→ **Written task**
Every record must appear in your copy exactly as written, with no pictures.
begin Available records
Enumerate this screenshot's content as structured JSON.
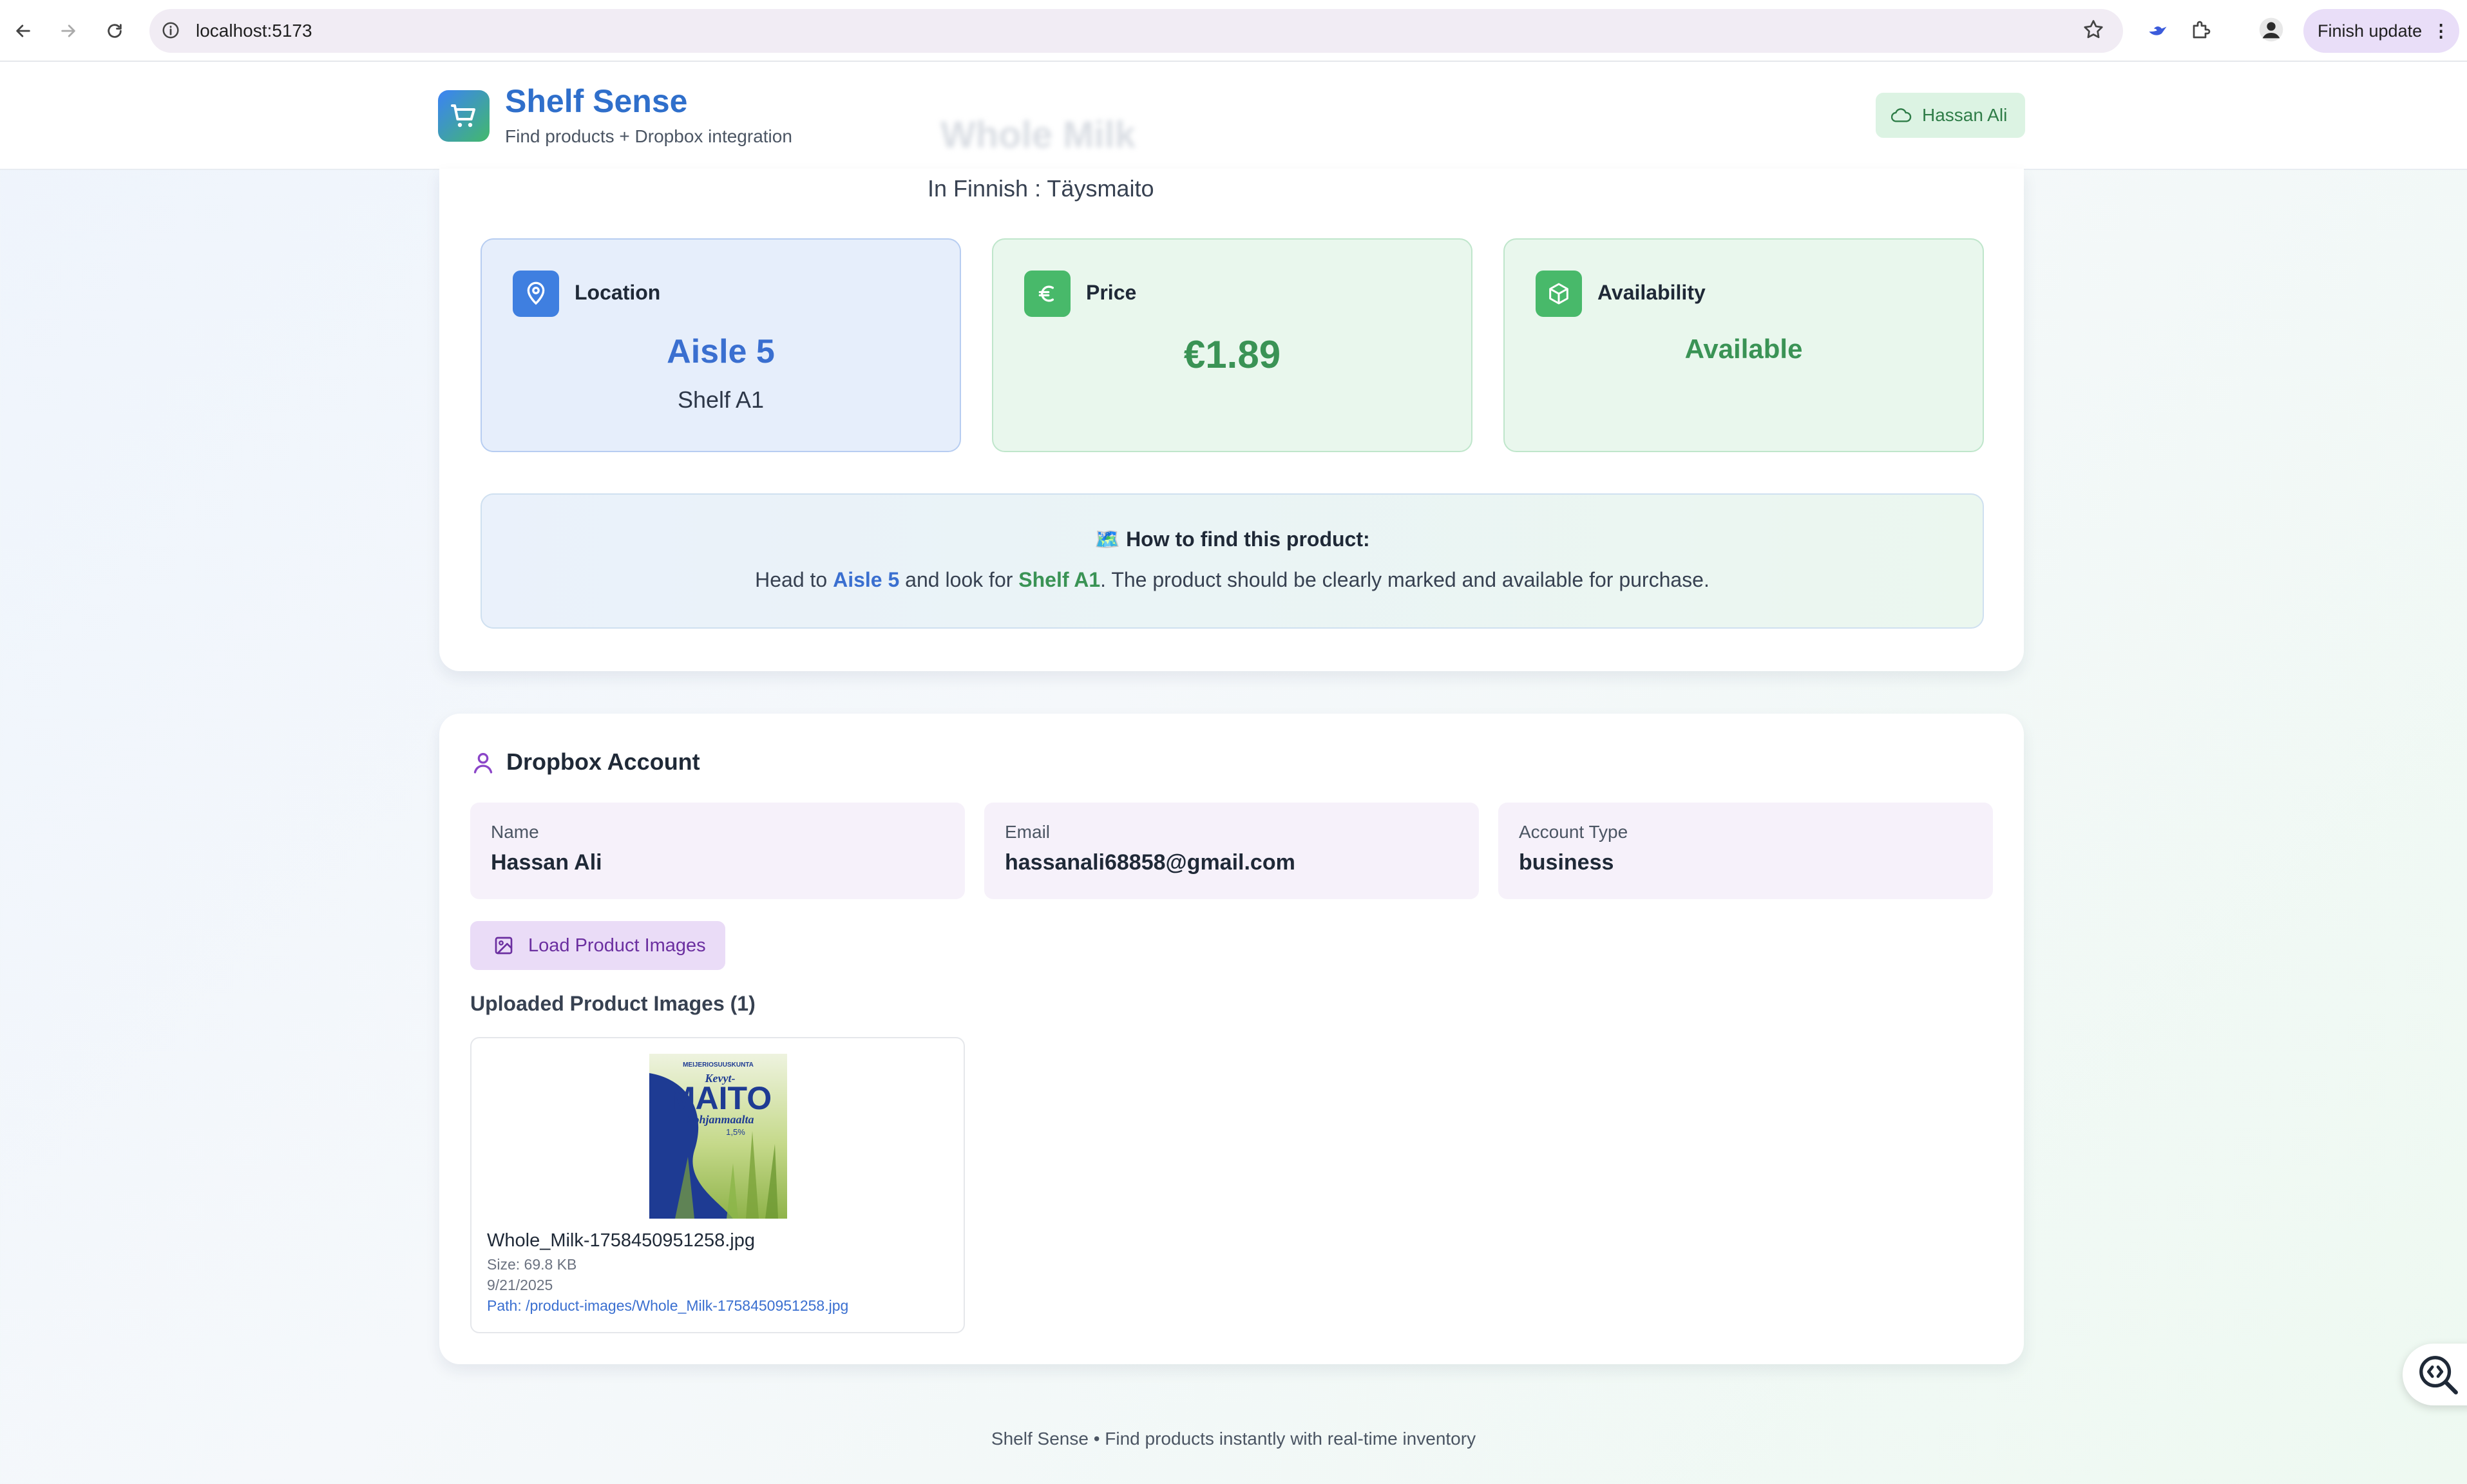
{
  "browser": {
    "url": "localhost:5173",
    "finish_update_label": "Finish update"
  },
  "header": {
    "brand_title": "Shelf Sense",
    "brand_subtitle": "Find products + Dropbox integration",
    "user_name": "Hassan Ali",
    "obscured_product_title": "Whole Milk"
  },
  "product": {
    "finnish_name": "In Finnish : Täysmaito",
    "location": {
      "label": "Location",
      "aisle": "Aisle 5",
      "shelf": "Shelf A1"
    },
    "price": {
      "label": "Price",
      "value": "€1.89"
    },
    "availability": {
      "label": "Availability",
      "value": "Available"
    },
    "howto": {
      "title": "🗺️ How to find this product:",
      "text_before": "Head to ",
      "aisle": "Aisle 5",
      "text_mid": " and look for ",
      "shelf": "Shelf A1",
      "text_after": ". The product should be clearly marked and available for purchase."
    }
  },
  "dropbox": {
    "title": "Dropbox Account",
    "fields": [
      {
        "label": "Name",
        "value": "Hassan Ali"
      },
      {
        "label": "Email",
        "value": "hassanali68858@gmail.com"
      },
      {
        "label": "Account Type",
        "value": "business"
      }
    ],
    "load_button_label": "Load Product Images",
    "uploaded_title": "Uploaded Product Images (1)",
    "images": [
      {
        "filename": "Whole_Milk-1758450951258.jpg",
        "size": "Size: 69.8 KB",
        "date": "9/21/2025",
        "path": "Path: /product-images/Whole_Milk-1758450951258.jpg",
        "brand": "MAITO",
        "brand_top": "MEIJERIOSUUSKUNTA",
        "brand_kevyt": "Kevyt-",
        "brand_sub": "Pohjanmaalta",
        "fat": "1,5%"
      }
    ]
  },
  "footer": {
    "text": "Shelf Sense • Find products instantly with real-time inventory"
  },
  "colors": {
    "brand_blue": "#2f6fcb",
    "accent_green": "#3a9355",
    "dropbox_purple": "#6b2fa0"
  }
}
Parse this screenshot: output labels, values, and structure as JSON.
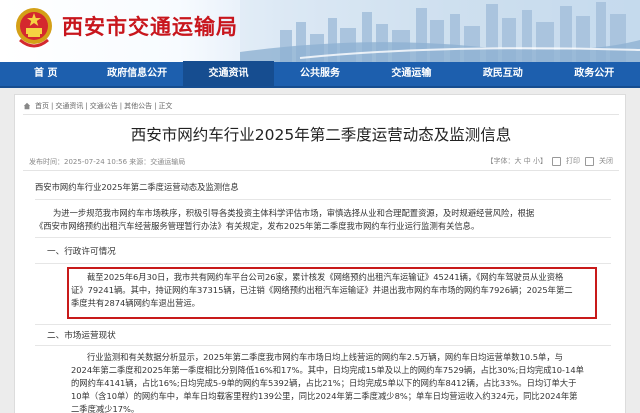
{
  "site": {
    "title": "西安市交通运输局"
  },
  "nav": {
    "items": [
      "首  页",
      "政府信息公开",
      "交通资讯",
      "公共服务",
      "交通运输",
      "政民互动",
      "政务公开"
    ]
  },
  "breadcrumb": {
    "items": [
      "首页",
      "交通资讯",
      "交通公告",
      "其他公告",
      "正文"
    ],
    "separator": "|"
  },
  "article": {
    "title": "西安市网约车行业2025年第二季度运营动态及监测信息",
    "meta_left": "发布时间：2025-07-24 10:56     来源：交通运输局",
    "font_label": "【字体：大 中 小】",
    "print_label": "打印",
    "close_label": "关闭",
    "p1": "西安市网约车行业2025年第二季度运营动态及监测信息",
    "p2_lines": [
      "为进一步规范我市网约车市场秩序，积极引导各类投资主体科学评估市场，审慎选择从业和合理配置资源，及时规避经营风险，根据",
      "《西安市网络预约出租汽车经营服务管理暂行办法》有关规定，发布2025年第二季度我市网约车行业运行监测有关信息。"
    ],
    "section1": "一、行政许可情况",
    "license_lines": [
      "截至2025年6月30日，我市共有网约车平台公司26家，累计核发《网络预约出租汽车运输证》45241辆，《网约车驾驶员从业资格",
      "证》79241辆。其中，持证网约车37315辆，已注销《网络预约出租汽车运输证》并退出我市网约车市场的网约车7926辆；2025年第二",
      "季度共有2874辆网约车退出营运。"
    ],
    "section2": "二、市场运营现状",
    "market_lines": [
      "行业监测和有关数据分析显示，2025年第二季度我市网约车市场日均上线营运的网约车2.5万辆，网约车日均运营单数10.5单，与",
      "2024年第二季度和2025年第一季度相比分别降低16%和17%。其中，日均完成15单及以上的网约车7529辆，占比30%;日均完成10-14单",
      "的网约车4141辆，占比16%;日均完成5-9单的网约车5392辆，占比21%；日均完成5单以下的网约车8412辆，占比33%。日均订单大于",
      "10单（含10单）的网约车中，单车日均载客里程约139公里，同比2024年第二季度减少8%；单车日均营运收入约324元，同比2024年第",
      "二季度减少17%。"
    ]
  },
  "colors": {
    "brand_red": "#c8161d",
    "nav_blue": "#1d5fae",
    "highlight_red": "#c81a1a"
  }
}
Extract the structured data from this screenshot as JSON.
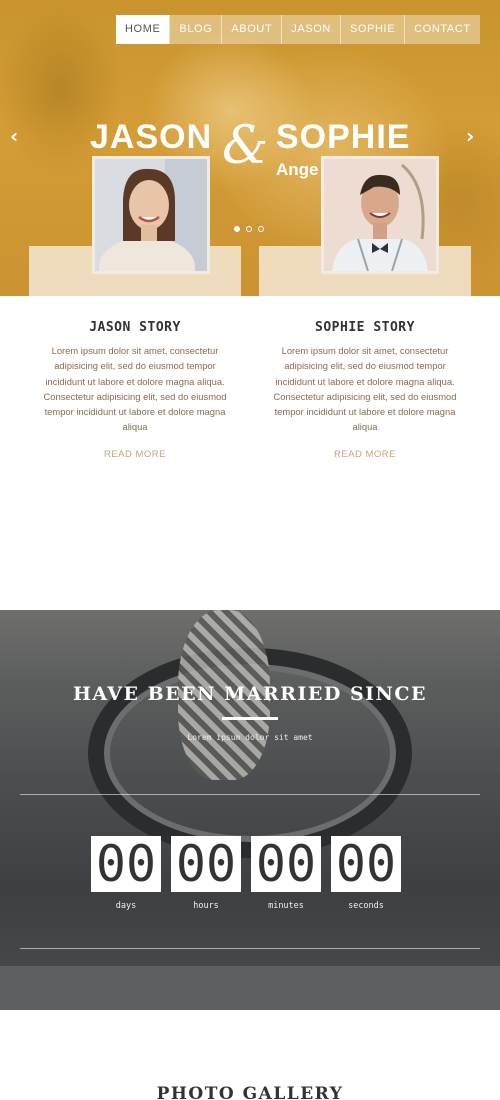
{
  "nav": {
    "items": [
      "HOME",
      "BLOG",
      "ABOUT",
      "JASON",
      "SOPHIE",
      "CONTACT"
    ],
    "active": "HOME"
  },
  "hero": {
    "name_left": "JASON",
    "ampersand": "&",
    "name_right": "SOPHIE",
    "sub_name": "Ange",
    "arrow_left": "‹",
    "arrow_right": "›",
    "slide_count": 3,
    "active_slide": 1
  },
  "stories": [
    {
      "title": "JASON STORY",
      "text": "Lorem ipsum dolor sit amet, consectetur adipisicing elit, sed do eiusmod tempor incididunt ut labore et dolore magna aliqua. Consectetur adipisicing elit, sed do eiusmod tempor incididunt ut labore et dolore magna aliqua",
      "link": "READ MORE"
    },
    {
      "title": "SOPHIE STORY",
      "text": "Lorem ipsum dolor sit amet, consectetur adipisicing elit, sed do eiusmod tempor incididunt ut labore et dolore magna aliqua. Consectetur adipisicing elit, sed do eiusmod tempor incididunt ut labore et dolore magna aliqua",
      "link": "READ MORE"
    }
  ],
  "countdown": {
    "title": "HAVE BEEN MARRIED SINCE",
    "subtitle": "Lorem ipsum dolor sit amet",
    "units": [
      {
        "value": "00",
        "label": "days"
      },
      {
        "value": "00",
        "label": "hours"
      },
      {
        "value": "00",
        "label": "minutes"
      },
      {
        "value": "00",
        "label": "seconds"
      }
    ]
  },
  "gallery": {
    "title": "PHOTO GALLERY"
  },
  "colors": {
    "accent": "#c9a27b",
    "hero_gold": "#d49c34"
  }
}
end Available records
→ **Result**
Enumerate this screenshot's content as structured JSON.
{
  "browser": {
    "url": "localhost:5173",
    "finish_update_label": "Finish update"
  },
  "header": {
    "brand_title": "Shelf Sense",
    "brand_subtitle": "Find products + Dropbox integration",
    "user_name": "Hassan Ali",
    "obscured_product_title": "Whole Milk"
  },
  "product": {
    "finnish_name": "In Finnish : Täysmaito",
    "location": {
      "label": "Location",
      "aisle": "Aisle 5",
      "shelf": "Shelf A1"
    },
    "price": {
      "label": "Price",
      "value": "€1.89"
    },
    "availability": {
      "label": "Availability",
      "value": "Available"
    },
    "howto": {
      "title": "🗺️ How to find this product:",
      "text_before": "Head to ",
      "aisle": "Aisle 5",
      "text_mid": " and look for ",
      "shelf": "Shelf A1",
      "text_after": ". The product should be clearly marked and available for purchase."
    }
  },
  "dropbox": {
    "title": "Dropbox Account",
    "fields": [
      {
        "label": "Name",
        "value": "Hassan Ali"
      },
      {
        "label": "Email",
        "value": "hassanali68858@gmail.com"
      },
      {
        "label": "Account Type",
        "value": "business"
      }
    ],
    "load_button_label": "Load Product Images",
    "uploaded_title": "Uploaded Product Images (1)",
    "images": [
      {
        "filename": "Whole_Milk-1758450951258.jpg",
        "size": "Size: 69.8 KB",
        "date": "9/21/2025",
        "path": "Path: /product-images/Whole_Milk-1758450951258.jpg",
        "brand": "MAITO",
        "brand_top": "MEIJERIOSUUSKUNTA",
        "brand_kevyt": "Kevyt-",
        "brand_sub": "Pohjanmaalta",
        "fat": "1,5%"
      }
    ]
  },
  "footer": {
    "text": "Shelf Sense • Find products instantly with real-time inventory"
  },
  "colors": {
    "brand_blue": "#2f6fcb",
    "accent_green": "#3a9355",
    "dropbox_purple": "#6b2fa0"
  }
}
Parse this screenshot: output labels, values, and structure as JSON.
{
  "site": {
    "title": "西安市交通运输局"
  },
  "nav": {
    "items": [
      "首  页",
      "政府信息公开",
      "交通资讯",
      "公共服务",
      "交通运输",
      "政民互动",
      "政务公开"
    ]
  },
  "breadcrumb": {
    "items": [
      "首页",
      "交通资讯",
      "交通公告",
      "其他公告",
      "正文"
    ],
    "separator": "|"
  },
  "article": {
    "title": "西安市网约车行业2025年第二季度运营动态及监测信息",
    "meta_left": "发布时间：2025-07-24 10:56     来源：交通运输局",
    "font_label": "【字体：大 中 小】",
    "print_label": "打印",
    "close_label": "关闭",
    "p1": "西安市网约车行业2025年第二季度运营动态及监测信息",
    "p2_lines": [
      "为进一步规范我市网约车市场秩序，积极引导各类投资主体科学评估市场，审慎选择从业和合理配置资源，及时规避经营风险，根据",
      "《西安市网络预约出租汽车经营服务管理暂行办法》有关规定，发布2025年第二季度我市网约车行业运行监测有关信息。"
    ],
    "section1": "一、行政许可情况",
    "license_lines": [
      "截至2025年6月30日，我市共有网约车平台公司26家，累计核发《网络预约出租汽车运输证》45241辆，《网约车驾驶员从业资格",
      "证》79241辆。其中，持证网约车37315辆，已注销《网络预约出租汽车运输证》并退出我市网约车市场的网约车7926辆；2025年第二",
      "季度共有2874辆网约车退出营运。"
    ],
    "section2": "二、市场运营现状",
    "market_lines": [
      "行业监测和有关数据分析显示，2025年第二季度我市网约车市场日均上线营运的网约车2.5万辆，网约车日均运营单数10.5单，与",
      "2024年第二季度和2025年第一季度相比分别降低16%和17%。其中，日均完成15单及以上的网约车7529辆，占比30%;日均完成10-14单",
      "的网约车4141辆，占比16%;日均完成5-9单的网约车5392辆，占比21%；日均完成5单以下的网约车8412辆，占比33%。日均订单大于",
      "10单（含10单）的网约车中，单车日均载客里程约139公里，同比2024年第二季度减少8%；单车日均营运收入约324元，同比2024年第",
      "二季度减少17%。"
    ]
  },
  "colors": {
    "brand_red": "#c8161d",
    "nav_blue": "#1d5fae",
    "highlight_red": "#c81a1a"
  }
}
Extract the structured data from this screenshot as JSON.
{
  "nav": {
    "items": [
      "HOME",
      "BLOG",
      "ABOUT",
      "JASON",
      "SOPHIE",
      "CONTACT"
    ],
    "active": "HOME"
  },
  "hero": {
    "name_left": "JASON",
    "ampersand": "&",
    "name_right": "SOPHIE",
    "sub_name": "Ange",
    "arrow_left": "‹",
    "arrow_right": "›",
    "slide_count": 3,
    "active_slide": 1
  },
  "stories": [
    {
      "title": "JASON STORY",
      "text": "Lorem ipsum dolor sit amet, consectetur adipisicing elit, sed do eiusmod tempor incididunt ut labore et dolore magna aliqua. Consectetur adipisicing elit, sed do eiusmod tempor incididunt ut labore et dolore magna aliqua",
      "link": "READ MORE"
    },
    {
      "title": "SOPHIE STORY",
      "text": "Lorem ipsum dolor sit amet, consectetur adipisicing elit, sed do eiusmod tempor incididunt ut labore et dolore magna aliqua. Consectetur adipisicing elit, sed do eiusmod tempor incididunt ut labore et dolore magna aliqua",
      "link": "READ MORE"
    }
  ],
  "countdown": {
    "title": "HAVE BEEN MARRIED SINCE",
    "subtitle": "Lorem ipsum dolor sit amet",
    "units": [
      {
        "value": "00",
        "label": "days"
      },
      {
        "value": "00",
        "label": "hours"
      },
      {
        "value": "00",
        "label": "minutes"
      },
      {
        "value": "00",
        "label": "seconds"
      }
    ]
  },
  "gallery": {
    "title": "PHOTO GALLERY"
  },
  "colors": {
    "accent": "#c9a27b",
    "hero_gold": "#d49c34"
  }
}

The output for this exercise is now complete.